» **Directions for this task**
Of the lines in this material, how many contain "Bloomington"? Answer with a single number only.

[A block of data]

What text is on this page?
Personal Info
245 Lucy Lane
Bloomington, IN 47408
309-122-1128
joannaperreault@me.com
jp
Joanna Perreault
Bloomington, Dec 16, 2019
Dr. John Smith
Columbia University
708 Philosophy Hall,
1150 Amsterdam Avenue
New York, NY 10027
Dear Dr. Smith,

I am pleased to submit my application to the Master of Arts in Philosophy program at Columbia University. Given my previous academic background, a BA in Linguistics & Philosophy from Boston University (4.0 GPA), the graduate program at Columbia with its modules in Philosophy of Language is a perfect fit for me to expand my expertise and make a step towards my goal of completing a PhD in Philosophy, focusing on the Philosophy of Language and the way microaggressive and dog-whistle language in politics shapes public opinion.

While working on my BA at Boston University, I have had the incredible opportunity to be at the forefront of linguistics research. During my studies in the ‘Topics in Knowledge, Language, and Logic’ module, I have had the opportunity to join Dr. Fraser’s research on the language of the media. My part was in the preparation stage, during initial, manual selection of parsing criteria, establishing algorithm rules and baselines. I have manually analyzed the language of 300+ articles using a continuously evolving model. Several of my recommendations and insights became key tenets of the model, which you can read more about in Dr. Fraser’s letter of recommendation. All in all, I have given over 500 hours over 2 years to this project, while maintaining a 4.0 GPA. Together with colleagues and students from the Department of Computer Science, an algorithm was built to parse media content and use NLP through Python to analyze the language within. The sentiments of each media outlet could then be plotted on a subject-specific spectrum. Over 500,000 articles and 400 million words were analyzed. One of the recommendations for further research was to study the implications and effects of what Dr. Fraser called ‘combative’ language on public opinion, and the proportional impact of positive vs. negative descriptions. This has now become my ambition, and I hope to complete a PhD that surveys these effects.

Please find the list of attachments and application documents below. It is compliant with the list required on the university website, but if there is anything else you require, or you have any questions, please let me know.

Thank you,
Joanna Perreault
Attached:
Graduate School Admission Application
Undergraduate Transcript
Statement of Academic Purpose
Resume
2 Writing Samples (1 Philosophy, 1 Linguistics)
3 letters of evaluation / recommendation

...

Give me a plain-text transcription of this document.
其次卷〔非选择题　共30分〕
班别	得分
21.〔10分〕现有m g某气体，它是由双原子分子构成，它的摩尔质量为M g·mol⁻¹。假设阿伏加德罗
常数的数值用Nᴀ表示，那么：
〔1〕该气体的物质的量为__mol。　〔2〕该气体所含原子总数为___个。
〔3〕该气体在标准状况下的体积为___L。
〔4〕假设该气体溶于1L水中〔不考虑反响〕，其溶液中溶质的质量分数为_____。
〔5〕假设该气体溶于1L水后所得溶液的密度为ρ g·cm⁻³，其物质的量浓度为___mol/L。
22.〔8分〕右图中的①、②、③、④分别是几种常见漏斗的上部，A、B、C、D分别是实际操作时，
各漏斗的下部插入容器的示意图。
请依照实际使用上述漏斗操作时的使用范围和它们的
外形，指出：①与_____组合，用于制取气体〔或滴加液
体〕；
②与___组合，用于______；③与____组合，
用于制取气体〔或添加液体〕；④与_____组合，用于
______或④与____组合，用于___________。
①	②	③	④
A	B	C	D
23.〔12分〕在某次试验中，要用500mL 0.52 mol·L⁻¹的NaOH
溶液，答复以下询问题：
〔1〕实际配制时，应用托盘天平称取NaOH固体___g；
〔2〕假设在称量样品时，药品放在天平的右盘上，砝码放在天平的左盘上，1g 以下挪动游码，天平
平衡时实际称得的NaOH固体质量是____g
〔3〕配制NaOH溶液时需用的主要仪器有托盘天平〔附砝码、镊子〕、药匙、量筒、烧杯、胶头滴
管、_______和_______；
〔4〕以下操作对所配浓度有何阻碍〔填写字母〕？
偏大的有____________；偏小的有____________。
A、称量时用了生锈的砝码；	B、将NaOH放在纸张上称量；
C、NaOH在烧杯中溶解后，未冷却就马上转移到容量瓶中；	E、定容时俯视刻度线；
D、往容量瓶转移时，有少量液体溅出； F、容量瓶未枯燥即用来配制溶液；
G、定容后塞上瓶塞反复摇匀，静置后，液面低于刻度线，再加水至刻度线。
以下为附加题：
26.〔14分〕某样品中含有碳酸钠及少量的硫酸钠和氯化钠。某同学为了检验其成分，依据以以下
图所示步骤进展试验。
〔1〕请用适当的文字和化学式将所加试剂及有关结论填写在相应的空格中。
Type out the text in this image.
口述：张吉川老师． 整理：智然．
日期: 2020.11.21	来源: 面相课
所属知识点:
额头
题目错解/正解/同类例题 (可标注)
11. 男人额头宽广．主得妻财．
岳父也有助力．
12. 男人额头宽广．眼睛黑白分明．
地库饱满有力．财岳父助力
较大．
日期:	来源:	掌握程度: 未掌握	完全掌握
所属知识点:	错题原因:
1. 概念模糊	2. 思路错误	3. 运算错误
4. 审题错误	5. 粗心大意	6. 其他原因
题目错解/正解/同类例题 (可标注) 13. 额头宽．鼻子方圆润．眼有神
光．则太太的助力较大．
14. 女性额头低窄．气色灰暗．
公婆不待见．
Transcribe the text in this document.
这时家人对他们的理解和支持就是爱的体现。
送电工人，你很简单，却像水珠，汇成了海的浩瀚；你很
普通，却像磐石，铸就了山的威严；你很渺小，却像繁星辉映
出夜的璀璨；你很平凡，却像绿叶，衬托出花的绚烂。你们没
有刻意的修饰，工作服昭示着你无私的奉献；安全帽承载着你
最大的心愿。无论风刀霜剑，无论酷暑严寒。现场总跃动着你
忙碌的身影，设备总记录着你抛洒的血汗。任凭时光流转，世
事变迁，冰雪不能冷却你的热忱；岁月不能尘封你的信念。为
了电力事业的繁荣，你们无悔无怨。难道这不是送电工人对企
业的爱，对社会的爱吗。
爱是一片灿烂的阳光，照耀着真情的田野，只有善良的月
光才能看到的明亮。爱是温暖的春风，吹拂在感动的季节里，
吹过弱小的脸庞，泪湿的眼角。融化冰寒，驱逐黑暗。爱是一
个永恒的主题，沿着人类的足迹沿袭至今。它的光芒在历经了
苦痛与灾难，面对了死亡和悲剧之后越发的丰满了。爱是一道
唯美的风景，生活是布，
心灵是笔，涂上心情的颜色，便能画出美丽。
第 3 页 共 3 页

» **Response below**
2